> [EXERCISE GOAL]:
Below is a block of records. Copy every line in it that contains the word "Remote".

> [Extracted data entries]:
+===+

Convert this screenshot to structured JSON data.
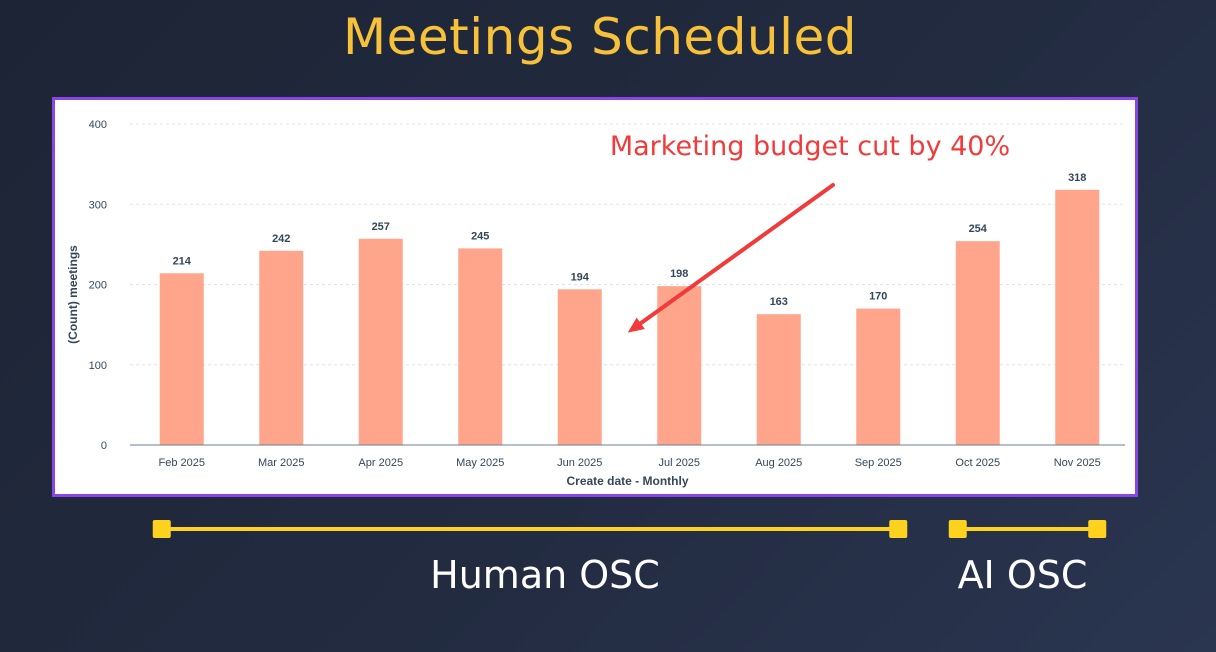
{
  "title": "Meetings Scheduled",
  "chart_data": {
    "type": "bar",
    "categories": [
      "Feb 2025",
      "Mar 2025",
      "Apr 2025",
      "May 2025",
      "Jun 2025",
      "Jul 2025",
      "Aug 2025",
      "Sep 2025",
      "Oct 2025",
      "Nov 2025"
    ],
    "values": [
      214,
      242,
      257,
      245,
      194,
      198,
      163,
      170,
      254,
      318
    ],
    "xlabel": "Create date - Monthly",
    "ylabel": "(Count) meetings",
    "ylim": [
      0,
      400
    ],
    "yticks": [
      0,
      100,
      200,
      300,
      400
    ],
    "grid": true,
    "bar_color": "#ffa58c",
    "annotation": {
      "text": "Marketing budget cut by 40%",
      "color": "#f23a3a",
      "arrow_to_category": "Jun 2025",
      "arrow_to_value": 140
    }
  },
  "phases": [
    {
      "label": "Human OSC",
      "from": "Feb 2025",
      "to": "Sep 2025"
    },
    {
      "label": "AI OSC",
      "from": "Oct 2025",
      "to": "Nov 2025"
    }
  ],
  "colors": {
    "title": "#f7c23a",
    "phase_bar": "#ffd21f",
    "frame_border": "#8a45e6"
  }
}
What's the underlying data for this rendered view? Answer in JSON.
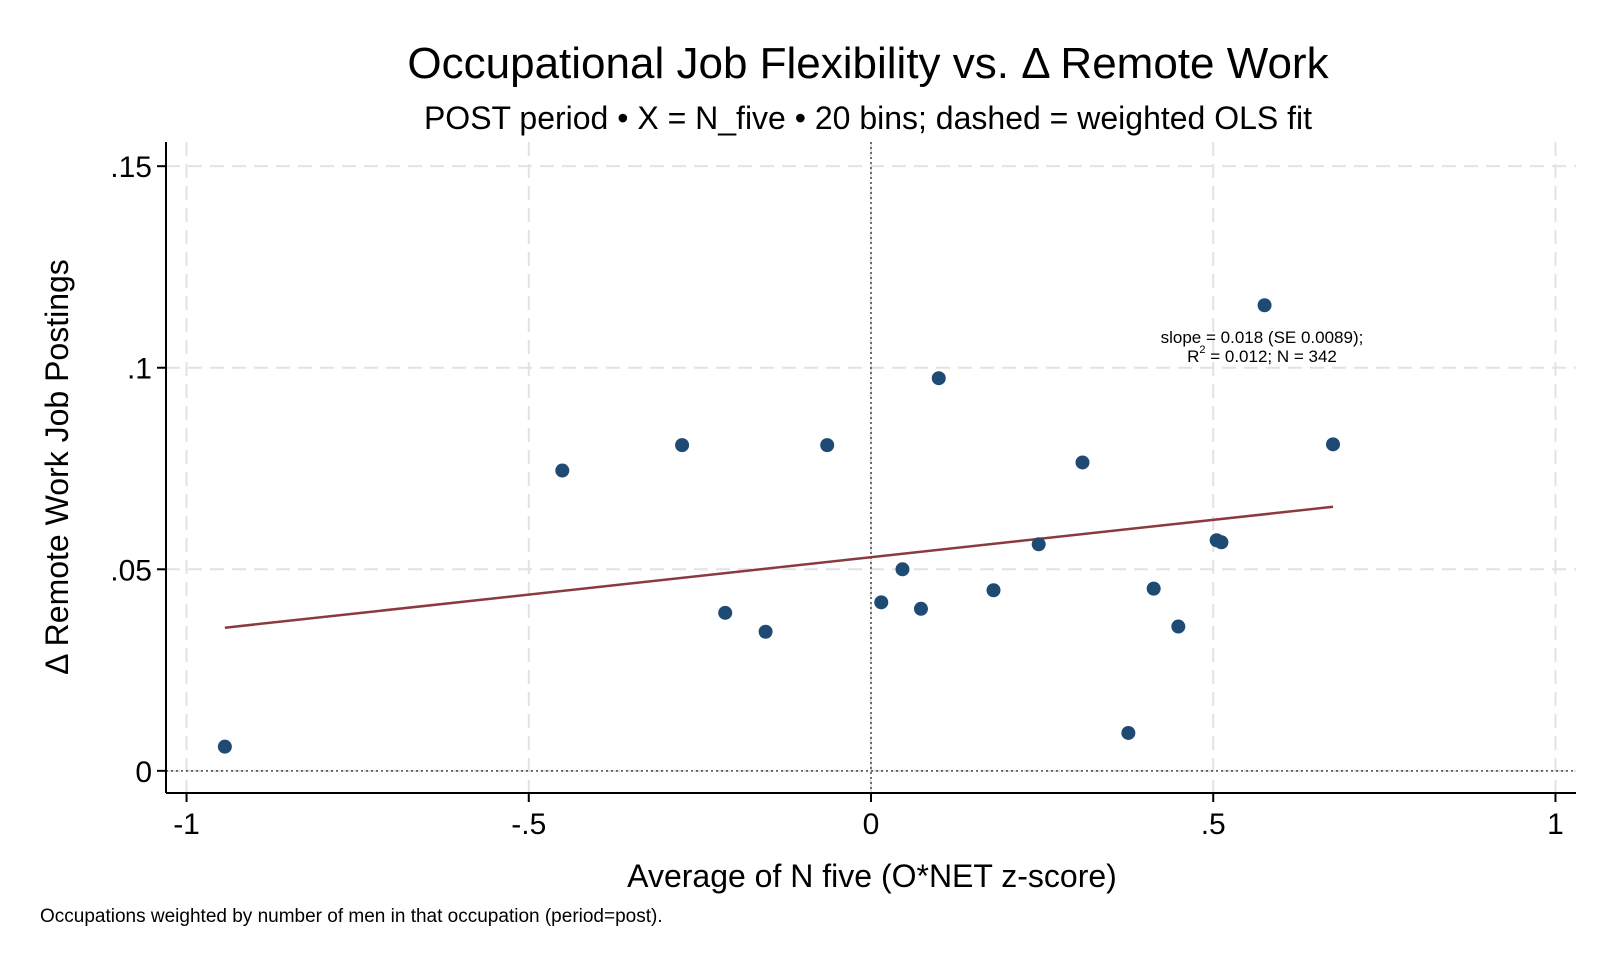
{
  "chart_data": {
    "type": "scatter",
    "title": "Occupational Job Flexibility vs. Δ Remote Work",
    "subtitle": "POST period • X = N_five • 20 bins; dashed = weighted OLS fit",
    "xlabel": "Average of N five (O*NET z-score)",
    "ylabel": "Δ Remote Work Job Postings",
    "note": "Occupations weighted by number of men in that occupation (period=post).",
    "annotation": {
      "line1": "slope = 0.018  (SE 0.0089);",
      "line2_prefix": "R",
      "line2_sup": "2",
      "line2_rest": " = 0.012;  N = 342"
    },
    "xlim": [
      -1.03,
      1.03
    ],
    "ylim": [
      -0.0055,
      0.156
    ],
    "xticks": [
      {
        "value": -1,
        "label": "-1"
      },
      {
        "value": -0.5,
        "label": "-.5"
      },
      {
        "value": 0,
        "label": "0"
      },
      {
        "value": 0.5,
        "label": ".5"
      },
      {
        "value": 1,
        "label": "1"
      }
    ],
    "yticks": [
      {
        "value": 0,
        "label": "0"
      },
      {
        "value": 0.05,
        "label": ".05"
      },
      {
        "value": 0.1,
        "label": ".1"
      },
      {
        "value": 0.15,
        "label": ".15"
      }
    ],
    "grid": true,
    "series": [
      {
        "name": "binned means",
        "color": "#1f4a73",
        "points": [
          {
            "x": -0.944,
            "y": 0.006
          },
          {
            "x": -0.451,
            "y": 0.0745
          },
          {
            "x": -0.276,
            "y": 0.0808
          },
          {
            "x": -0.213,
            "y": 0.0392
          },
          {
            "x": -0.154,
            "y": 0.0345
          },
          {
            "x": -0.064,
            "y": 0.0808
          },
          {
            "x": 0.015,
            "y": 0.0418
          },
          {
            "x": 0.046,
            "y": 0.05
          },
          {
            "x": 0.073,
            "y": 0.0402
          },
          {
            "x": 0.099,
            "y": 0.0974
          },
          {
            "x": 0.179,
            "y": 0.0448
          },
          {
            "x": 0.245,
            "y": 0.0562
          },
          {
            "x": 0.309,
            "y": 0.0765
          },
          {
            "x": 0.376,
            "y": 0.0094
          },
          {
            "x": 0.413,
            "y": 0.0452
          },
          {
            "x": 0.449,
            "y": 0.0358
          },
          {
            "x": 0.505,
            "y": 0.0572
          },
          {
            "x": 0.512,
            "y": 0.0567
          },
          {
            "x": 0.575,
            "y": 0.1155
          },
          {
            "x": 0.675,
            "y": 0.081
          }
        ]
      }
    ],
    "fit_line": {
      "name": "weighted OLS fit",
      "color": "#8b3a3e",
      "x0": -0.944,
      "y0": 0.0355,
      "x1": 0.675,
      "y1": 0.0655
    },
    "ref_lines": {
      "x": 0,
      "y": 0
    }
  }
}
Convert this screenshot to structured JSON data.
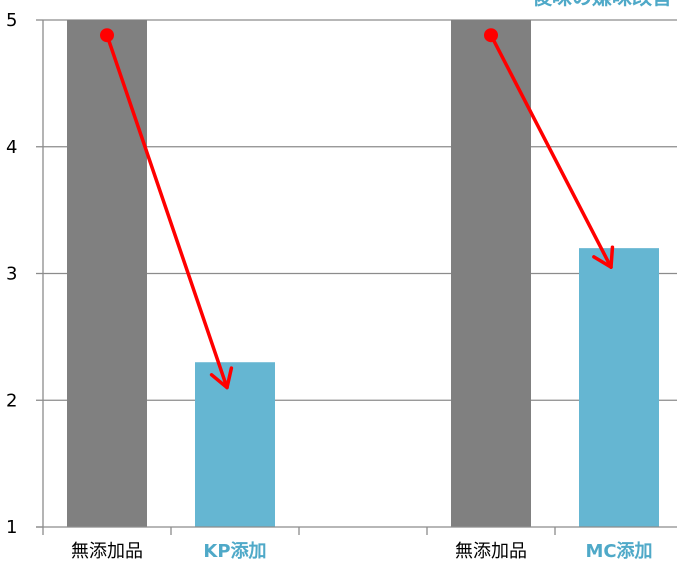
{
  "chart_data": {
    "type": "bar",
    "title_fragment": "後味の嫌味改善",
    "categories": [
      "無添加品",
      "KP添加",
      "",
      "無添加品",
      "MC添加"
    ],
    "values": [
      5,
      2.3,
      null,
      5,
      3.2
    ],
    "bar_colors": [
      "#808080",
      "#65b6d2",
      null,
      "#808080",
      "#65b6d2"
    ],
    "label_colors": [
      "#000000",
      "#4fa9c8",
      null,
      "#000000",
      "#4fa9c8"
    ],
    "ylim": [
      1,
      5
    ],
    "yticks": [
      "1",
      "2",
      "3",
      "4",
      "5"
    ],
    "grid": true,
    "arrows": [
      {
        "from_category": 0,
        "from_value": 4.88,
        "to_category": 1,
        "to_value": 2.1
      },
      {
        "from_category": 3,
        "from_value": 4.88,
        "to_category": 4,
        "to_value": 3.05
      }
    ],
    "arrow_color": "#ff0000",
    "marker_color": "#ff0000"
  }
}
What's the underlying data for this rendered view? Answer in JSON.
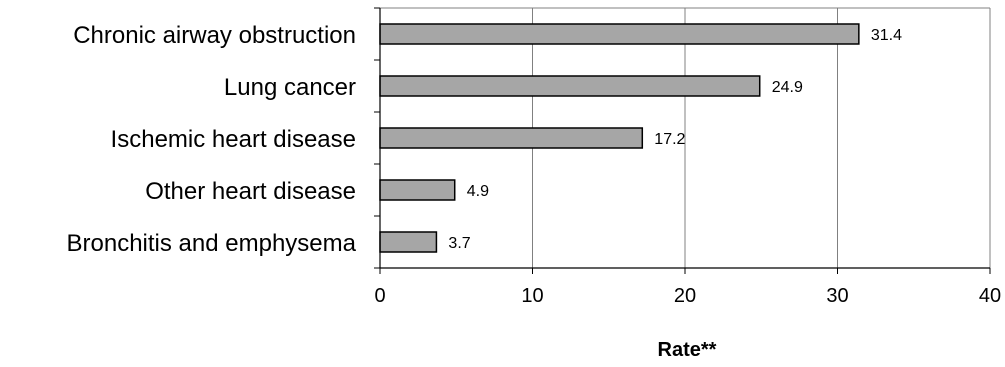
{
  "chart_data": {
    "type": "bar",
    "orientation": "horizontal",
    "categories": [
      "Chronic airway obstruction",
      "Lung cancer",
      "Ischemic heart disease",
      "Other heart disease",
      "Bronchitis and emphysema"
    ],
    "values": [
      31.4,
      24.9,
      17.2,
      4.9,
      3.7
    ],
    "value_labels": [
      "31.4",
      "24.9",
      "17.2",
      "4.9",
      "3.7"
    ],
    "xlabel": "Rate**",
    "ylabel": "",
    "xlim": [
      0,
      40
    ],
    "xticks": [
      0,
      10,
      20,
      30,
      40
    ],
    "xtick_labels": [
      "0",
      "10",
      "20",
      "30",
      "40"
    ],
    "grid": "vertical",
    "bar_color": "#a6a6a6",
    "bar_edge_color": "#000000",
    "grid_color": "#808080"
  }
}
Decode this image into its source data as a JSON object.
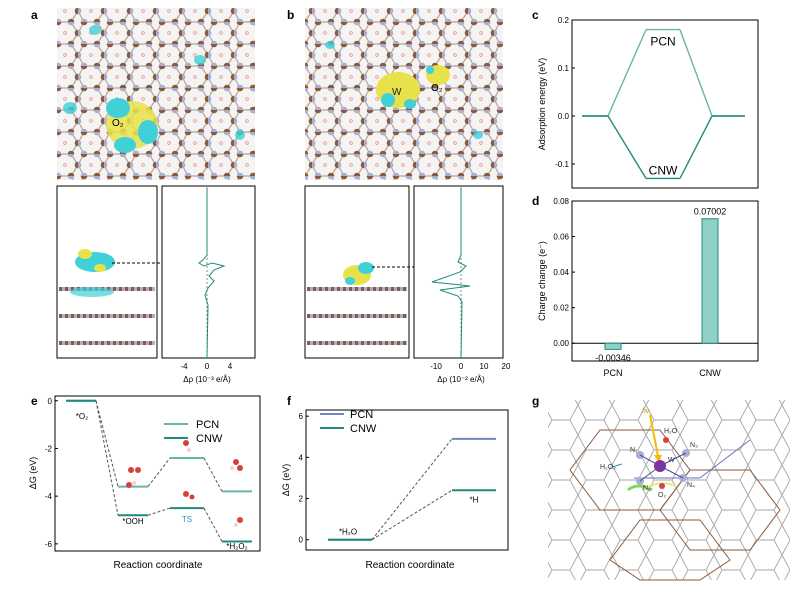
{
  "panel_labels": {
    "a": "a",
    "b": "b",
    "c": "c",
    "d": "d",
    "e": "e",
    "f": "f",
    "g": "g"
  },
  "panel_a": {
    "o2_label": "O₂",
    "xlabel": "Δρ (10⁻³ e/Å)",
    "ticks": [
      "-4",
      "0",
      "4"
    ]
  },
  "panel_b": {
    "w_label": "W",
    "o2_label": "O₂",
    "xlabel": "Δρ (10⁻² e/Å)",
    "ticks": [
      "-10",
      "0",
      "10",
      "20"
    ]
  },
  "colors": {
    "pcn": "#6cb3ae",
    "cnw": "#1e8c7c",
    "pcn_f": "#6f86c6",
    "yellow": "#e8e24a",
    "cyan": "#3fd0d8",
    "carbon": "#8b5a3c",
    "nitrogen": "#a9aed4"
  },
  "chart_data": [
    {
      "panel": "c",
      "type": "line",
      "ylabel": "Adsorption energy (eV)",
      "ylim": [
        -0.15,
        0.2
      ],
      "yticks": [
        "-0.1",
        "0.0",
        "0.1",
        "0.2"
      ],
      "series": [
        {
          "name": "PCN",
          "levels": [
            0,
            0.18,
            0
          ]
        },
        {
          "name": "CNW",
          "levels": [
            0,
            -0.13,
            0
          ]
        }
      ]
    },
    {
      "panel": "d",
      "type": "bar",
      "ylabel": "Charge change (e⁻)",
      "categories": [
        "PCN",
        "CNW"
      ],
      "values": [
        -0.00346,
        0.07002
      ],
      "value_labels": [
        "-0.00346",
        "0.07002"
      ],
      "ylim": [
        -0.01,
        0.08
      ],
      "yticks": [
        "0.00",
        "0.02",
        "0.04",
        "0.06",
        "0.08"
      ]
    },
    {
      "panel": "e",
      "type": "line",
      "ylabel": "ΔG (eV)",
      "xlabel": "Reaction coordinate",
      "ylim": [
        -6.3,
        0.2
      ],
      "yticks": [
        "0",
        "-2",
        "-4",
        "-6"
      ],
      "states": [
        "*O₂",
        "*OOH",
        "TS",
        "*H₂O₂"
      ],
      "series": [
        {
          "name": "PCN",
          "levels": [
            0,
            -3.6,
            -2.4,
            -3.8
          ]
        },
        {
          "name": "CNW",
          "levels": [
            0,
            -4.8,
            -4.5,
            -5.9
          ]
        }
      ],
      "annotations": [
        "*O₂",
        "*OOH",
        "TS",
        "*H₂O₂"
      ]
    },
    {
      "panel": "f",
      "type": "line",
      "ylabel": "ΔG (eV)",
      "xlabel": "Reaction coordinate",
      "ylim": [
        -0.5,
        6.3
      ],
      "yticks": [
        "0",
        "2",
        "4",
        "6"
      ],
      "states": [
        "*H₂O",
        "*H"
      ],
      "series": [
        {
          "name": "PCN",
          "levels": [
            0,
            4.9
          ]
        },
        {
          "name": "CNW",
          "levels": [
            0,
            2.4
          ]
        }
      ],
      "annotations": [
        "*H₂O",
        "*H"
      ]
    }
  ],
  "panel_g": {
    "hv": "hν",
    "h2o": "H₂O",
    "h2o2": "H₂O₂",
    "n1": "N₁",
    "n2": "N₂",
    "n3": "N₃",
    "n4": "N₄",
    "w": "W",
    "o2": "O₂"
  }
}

+===+

> [CORRECT ANSWER]:
    "title": "Occupational Job Flexibility vs. Δ Remote Work",
    "ylabel": "Δ Remote Work Job Postings",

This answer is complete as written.